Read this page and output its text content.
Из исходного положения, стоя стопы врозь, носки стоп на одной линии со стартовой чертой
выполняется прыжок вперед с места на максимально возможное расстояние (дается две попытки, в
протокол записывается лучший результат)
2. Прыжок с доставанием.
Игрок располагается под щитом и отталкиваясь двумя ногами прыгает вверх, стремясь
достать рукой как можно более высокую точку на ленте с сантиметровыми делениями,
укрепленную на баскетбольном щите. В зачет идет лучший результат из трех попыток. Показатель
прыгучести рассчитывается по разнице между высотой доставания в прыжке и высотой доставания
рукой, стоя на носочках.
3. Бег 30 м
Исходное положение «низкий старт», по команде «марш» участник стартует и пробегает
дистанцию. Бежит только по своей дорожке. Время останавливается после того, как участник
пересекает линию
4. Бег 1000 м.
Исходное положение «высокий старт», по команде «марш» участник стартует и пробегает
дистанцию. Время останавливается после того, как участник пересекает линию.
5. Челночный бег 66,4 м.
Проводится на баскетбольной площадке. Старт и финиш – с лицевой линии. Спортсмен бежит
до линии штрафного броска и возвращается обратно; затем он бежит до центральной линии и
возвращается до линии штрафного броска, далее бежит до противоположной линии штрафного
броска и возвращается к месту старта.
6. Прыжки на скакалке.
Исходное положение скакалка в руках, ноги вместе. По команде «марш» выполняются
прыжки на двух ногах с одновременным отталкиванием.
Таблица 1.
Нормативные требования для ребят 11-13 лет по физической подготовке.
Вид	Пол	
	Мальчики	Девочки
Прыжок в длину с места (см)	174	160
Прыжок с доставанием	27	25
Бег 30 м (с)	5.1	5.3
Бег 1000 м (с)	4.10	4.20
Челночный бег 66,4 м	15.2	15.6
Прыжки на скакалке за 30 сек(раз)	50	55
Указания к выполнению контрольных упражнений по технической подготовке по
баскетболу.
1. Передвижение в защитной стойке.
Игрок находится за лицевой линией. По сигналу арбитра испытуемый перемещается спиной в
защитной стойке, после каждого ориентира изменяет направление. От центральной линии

Given request:
Please reproduce each line exactly as written.

Complete response:
Read this page and output its text content.
Из исходного положения, стоя стопы врозь, носки стоп на одной линии со стартовой чертой
выполняется прыжок вперед с места на максимально возможное расстояние (дается две попытки, в
протокол записывается лучший результат)
2. Прыжок с доставанием.
Игрок располагается под щитом и отталкиваясь двумя ногами прыгает вверх, стремясь
достать рукой как можно более высокую точку на ленте с сантиметровыми делениями,
укрепленную на баскетбольном щите. В зачет идет лучший результат из трех попыток. Показатель
прыгучести рассчитывается по разнице между высотой доставания в прыжке и высотой доставания
рукой, стоя на носочках.
3. Бег 30 м
Исходное положение «низкий старт», по команде «марш» участник стартует и пробегает
дистанцию. Бежит только по своей дорожке. Время останавливается после того, как участник
пересекает линию
4. Бег 1000 м.
Исходное положение «высокий старт», по команде «марш» участник стартует и пробегает
дистанцию. Время останавливается после того, как участник пересекает линию.
5. Челночный бег 66,4 м.
Проводится на баскетбольной площадке. Старт и финиш – с лицевой линии. Спортсмен бежит
до линии штрафного броска и возвращается обратно; затем он бежит до центральной линии и
возвращается до линии штрафного броска, далее бежит до противоположной линии штрафного
броска и возвращается к месту старта.
6. Прыжки на скакалке.
Исходное положение скакалка в руках, ноги вместе. По команде «марш» выполняются
прыжки на двух ногах с одновременным отталкиванием.
Таблица 1.
Нормативные требования для ребят 11-13 лет по физической подготовке.
Вид	Пол	
	Мальчики	Девочки
Прыжок в длину с места (см)	174	160
Прыжок с доставанием	27	25
Бег 30 м (с)	5.1	5.3
Бег 1000 м (с)	4.10	4.20
Челночный бег 66,4 м	15.2	15.6
Прыжки на скакалке за 30 сек(раз)	50	55
Указания к выполнению контрольных упражнений по технической подготовке по
баскетболу.
1. Передвижение в защитной стойке.
Игрок находится за лицевой линией. По сигналу арбитра испытуемый перемещается спиной в
защитной стойке, после каждого ориентира изменяет направление. От центральной линии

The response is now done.